• **TASK TO COMPLETE**
Quote the full listing word for word.

• **INPUT ROWS**
::::

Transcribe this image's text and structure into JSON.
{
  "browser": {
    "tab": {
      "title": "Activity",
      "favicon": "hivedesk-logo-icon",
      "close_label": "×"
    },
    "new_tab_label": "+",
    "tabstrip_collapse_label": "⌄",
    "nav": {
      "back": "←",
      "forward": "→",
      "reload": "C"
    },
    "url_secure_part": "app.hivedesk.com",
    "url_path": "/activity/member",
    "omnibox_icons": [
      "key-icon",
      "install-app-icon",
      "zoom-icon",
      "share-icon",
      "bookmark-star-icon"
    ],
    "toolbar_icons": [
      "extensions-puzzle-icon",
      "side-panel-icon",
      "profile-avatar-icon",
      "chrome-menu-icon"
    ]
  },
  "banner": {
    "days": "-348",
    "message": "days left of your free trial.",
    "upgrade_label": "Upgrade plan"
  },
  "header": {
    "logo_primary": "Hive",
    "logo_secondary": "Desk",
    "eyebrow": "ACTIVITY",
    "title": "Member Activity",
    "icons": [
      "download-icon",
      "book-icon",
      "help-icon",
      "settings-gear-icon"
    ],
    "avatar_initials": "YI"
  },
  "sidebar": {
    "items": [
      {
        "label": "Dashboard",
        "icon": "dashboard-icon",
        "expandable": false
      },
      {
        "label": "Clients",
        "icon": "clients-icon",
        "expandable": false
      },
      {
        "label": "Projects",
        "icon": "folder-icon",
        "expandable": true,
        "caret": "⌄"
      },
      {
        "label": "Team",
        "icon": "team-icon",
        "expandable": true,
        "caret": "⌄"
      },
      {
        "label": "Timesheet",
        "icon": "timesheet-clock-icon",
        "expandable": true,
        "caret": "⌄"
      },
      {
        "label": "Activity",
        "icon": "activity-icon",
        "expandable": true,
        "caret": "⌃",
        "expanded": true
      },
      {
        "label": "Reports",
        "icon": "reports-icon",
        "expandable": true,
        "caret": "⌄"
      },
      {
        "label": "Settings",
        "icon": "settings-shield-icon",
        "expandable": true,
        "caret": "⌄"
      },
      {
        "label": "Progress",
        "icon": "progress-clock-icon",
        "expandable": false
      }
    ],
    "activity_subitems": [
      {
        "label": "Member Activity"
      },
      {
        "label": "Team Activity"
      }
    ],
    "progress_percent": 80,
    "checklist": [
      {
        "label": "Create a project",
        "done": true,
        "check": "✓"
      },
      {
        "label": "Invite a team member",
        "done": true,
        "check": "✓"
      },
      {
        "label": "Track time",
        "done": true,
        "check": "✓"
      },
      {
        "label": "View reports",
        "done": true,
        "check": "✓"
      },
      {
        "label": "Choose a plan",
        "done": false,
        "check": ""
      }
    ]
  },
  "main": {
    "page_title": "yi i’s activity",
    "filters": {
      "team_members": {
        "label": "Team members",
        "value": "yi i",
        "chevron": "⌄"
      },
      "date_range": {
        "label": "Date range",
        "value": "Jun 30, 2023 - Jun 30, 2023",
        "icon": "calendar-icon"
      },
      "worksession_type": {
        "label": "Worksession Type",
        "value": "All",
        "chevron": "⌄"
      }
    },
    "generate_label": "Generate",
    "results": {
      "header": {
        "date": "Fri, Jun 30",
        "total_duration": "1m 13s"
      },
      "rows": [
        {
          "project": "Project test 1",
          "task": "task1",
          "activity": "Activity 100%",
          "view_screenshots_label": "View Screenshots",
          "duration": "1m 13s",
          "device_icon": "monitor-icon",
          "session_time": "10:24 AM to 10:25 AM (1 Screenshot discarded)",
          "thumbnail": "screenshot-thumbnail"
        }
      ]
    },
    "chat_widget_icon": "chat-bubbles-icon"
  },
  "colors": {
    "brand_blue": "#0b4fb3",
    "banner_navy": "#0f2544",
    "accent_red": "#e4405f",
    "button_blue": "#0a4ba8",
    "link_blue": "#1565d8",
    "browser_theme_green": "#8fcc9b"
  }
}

::::

• **RESULT FOR THIS EXERCISE**
Transcribe this image's text and structure into JSON.
{
  "browser": {
    "tab": {
      "title": "Activity",
      "favicon": "hivedesk-logo-icon",
      "close_label": "×"
    },
    "new_tab_label": "+",
    "tabstrip_collapse_label": "⌄",
    "nav": {
      "back": "←",
      "forward": "→",
      "reload": "C"
    },
    "url_secure_part": "app.hivedesk.com",
    "url_path": "/activity/member",
    "omnibox_icons": [
      "key-icon",
      "install-app-icon",
      "zoom-icon",
      "share-icon",
      "bookmark-star-icon"
    ],
    "toolbar_icons": [
      "extensions-puzzle-icon",
      "side-panel-icon",
      "profile-avatar-icon",
      "chrome-menu-icon"
    ]
  },
  "banner": {
    "days": "-348",
    "message": "days left of your free trial.",
    "upgrade_label": "Upgrade plan"
  },
  "header": {
    "logo_primary": "Hive",
    "logo_secondary": "Desk",
    "eyebrow": "ACTIVITY",
    "title": "Member Activity",
    "icons": [
      "download-icon",
      "book-icon",
      "help-icon",
      "settings-gear-icon"
    ],
    "avatar_initials": "YI"
  },
  "sidebar": {
    "items": [
      {
        "label": "Dashboard",
        "icon": "dashboard-icon",
        "expandable": false
      },
      {
        "label": "Clients",
        "icon": "clients-icon",
        "expandable": false
      },
      {
        "label": "Projects",
        "icon": "folder-icon",
        "expandable": true,
        "caret": "⌄"
      },
      {
        "label": "Team",
        "icon": "team-icon",
        "expandable": true,
        "caret": "⌄"
      },
      {
        "label": "Timesheet",
        "icon": "timesheet-clock-icon",
        "expandable": true,
        "caret": "⌄"
      },
      {
        "label": "Activity",
        "icon": "activity-icon",
        "expandable": true,
        "caret": "⌃",
        "expanded": true
      },
      {
        "label": "Reports",
        "icon": "reports-icon",
        "expandable": true,
        "caret": "⌄"
      },
      {
        "label": "Settings",
        "icon": "settings-shield-icon",
        "expandable": true,
        "caret": "⌄"
      },
      {
        "label": "Progress",
        "icon": "progress-clock-icon",
        "expandable": false
      }
    ],
    "activity_subitems": [
      {
        "label": "Member Activity"
      },
      {
        "label": "Team Activity"
      }
    ],
    "progress_percent": 80,
    "checklist": [
      {
        "label": "Create a project",
        "done": true,
        "check": "✓"
      },
      {
        "label": "Invite a team member",
        "done": true,
        "check": "✓"
      },
      {
        "label": "Track time",
        "done": true,
        "check": "✓"
      },
      {
        "label": "View reports",
        "done": true,
        "check": "✓"
      },
      {
        "label": "Choose a plan",
        "done": false,
        "check": ""
      }
    ]
  },
  "main": {
    "page_title": "yi i’s activity",
    "filters": {
      "team_members": {
        "label": "Team members",
        "value": "yi i",
        "chevron": "⌄"
      },
      "date_range": {
        "label": "Date range",
        "value": "Jun 30, 2023 - Jun 30, 2023",
        "icon": "calendar-icon"
      },
      "worksession_type": {
        "label": "Worksession Type",
        "value": "All",
        "chevron": "⌄"
      }
    },
    "generate_label": "Generate",
    "results": {
      "header": {
        "date": "Fri, Jun 30",
        "total_duration": "1m 13s"
      },
      "rows": [
        {
          "project": "Project test 1",
          "task": "task1",
          "activity": "Activity 100%",
          "view_screenshots_label": "View Screenshots",
          "duration": "1m 13s",
          "device_icon": "monitor-icon",
          "session_time": "10:24 AM to 10:25 AM (1 Screenshot discarded)",
          "thumbnail": "screenshot-thumbnail"
        }
      ]
    },
    "chat_widget_icon": "chat-bubbles-icon"
  },
  "colors": {
    "brand_blue": "#0b4fb3",
    "banner_navy": "#0f2544",
    "accent_red": "#e4405f",
    "button_blue": "#0a4ba8",
    "link_blue": "#1565d8",
    "browser_theme_green": "#8fcc9b"
  }
}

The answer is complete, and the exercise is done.